The originality of this study arises from comparing intrathecal dexmedetomidine/bupivacaine versus dexamethasone/bupivacaine as very few studies, if any, compared both drugs.

This study found that dexmedetomidine added to intrathecal bupivacaine was associated with a faster onset and longer duration of the sensory blockade compared with addition of dexamethasone in lower abdominal surgeries under spinal anesthesia. In addition, it causes longer duration of motor block and more sedation. Meanwhile, addition of dexamethasone prolonged duration of sensory block. Postoperatively, dexmedetomidine produced longer duration of analgesia. Frequency of adverse events was limited in all groups.

Dexmedetomidine's ability to prolong sensory and motor blockade could be explained by being a highly selective α2-adrenergic receptor agonist. In addition, it has a sedative, analgesic, perioperative sympatholytic, anesthetic-sparing, and hemodynamic-stabilizing properties [7]. Moreover, it has the advantage of no respiratory depression [8]. In the spinal cord, it activates α2-adrenergic receptors in the neurons of the superficial dorsal horn [9]. It directly reduces pain transmission by reducing the release of pronociceptive transmitter, substance P, and glutamate from primary afferent terminals, and by hyperpolarizing spinal interneurons by G-protein-mediated activation of potassium channels [10].

The possible explanation of the effect of adding dexmedetomidine to intrathecal bupivacaine lies in its synergistic effect being selective α2-adrenergic receptor agonist, which binds to the presynaptic C-fibers and postsynaptic dorsal horn neurons. Thus, it produces analgesia by depressing the release of C-fiber transmitters, hyperpolarization of postsynaptic dorsal horn neurons, whereas bupivacaine as a local anesthetic acts by blocking sodium channels [11].

The study results went in line with the study conducted by Shukla et al. [12] who compared dexmedetomidine versus magnesium sulfate added to intrathecal bupivacaine and found that dexmedetomidine shortened the onset and prolonged the duration of spinal anesthesia. Another recent study proved superiority of intrathecal dexmedetomidine in comparison with clonidine and fentanyl. It provided prolonged motor and sensory block and reduced demand of additional analgesics [13].

The current study results were in agreement with the two studies comparing clonidine and dexmedetomidine in different doses (5 and 3 μg, respectively) as adjuncts to bupivacaine. Both found the duration of sensory and motor block to be prolonged with dexmedetomidine compared with clonidine. Postoperative analgesia was comparable in these two groups and superior compared with bupivacaine alone [14,15].
#####
TASKS TO CARRY OUT →
(1) According to the dexmedetomidine text, what advantage does dexmedetomidine have regarding breathing?
(2) Please turn the paragraph of the dexmedetomidine text that begins "Dexmedetomidine's ability to prolong" into a short list that keeps its main facts.
This material comes from a separate source, not from the dexmedetomidine text.

Document understanding data:
#####
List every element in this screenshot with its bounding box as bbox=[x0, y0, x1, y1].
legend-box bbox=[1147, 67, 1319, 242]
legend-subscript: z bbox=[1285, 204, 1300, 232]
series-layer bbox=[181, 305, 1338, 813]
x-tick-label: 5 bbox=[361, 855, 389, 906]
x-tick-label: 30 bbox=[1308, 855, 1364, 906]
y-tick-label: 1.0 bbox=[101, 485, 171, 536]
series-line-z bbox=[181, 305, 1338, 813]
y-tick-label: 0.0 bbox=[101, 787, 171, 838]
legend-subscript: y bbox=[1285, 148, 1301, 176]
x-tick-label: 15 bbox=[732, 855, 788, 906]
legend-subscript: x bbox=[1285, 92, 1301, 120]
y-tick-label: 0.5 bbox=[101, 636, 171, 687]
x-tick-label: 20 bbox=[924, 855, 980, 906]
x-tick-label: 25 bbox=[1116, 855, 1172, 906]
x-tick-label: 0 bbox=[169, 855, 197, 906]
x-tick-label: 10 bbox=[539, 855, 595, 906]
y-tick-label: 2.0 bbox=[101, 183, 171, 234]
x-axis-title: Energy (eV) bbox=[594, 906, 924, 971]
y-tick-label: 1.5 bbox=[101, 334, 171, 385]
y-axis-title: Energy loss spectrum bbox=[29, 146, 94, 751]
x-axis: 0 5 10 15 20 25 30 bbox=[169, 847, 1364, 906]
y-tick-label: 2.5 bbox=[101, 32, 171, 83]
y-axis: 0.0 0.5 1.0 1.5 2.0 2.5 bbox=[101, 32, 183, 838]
#####
REPLIES →
(1) It causes no respiratory depression.

(2)
- Dexmedetomidine prolongs sensory and motor blockade, which may be explained by its being a highly selective α2-adrenergic receptor agonist.
- It has sedative, analgesic, perioperative sympatholytic, anesthetic-sparing, and hemodynamic-stabilizing properties.
- It does not cause respiratory depression.
- In the spinal cord, it activates α2-adrenergic receptors in neurons of the superficial dorsal horn.
- It reduces pain transmission directly by lowering the release of substance P and glutamate from primary afferent terminals.
- It also hyperpolarizes spinal interneurons through G-protein-mediated activation of potassium channels.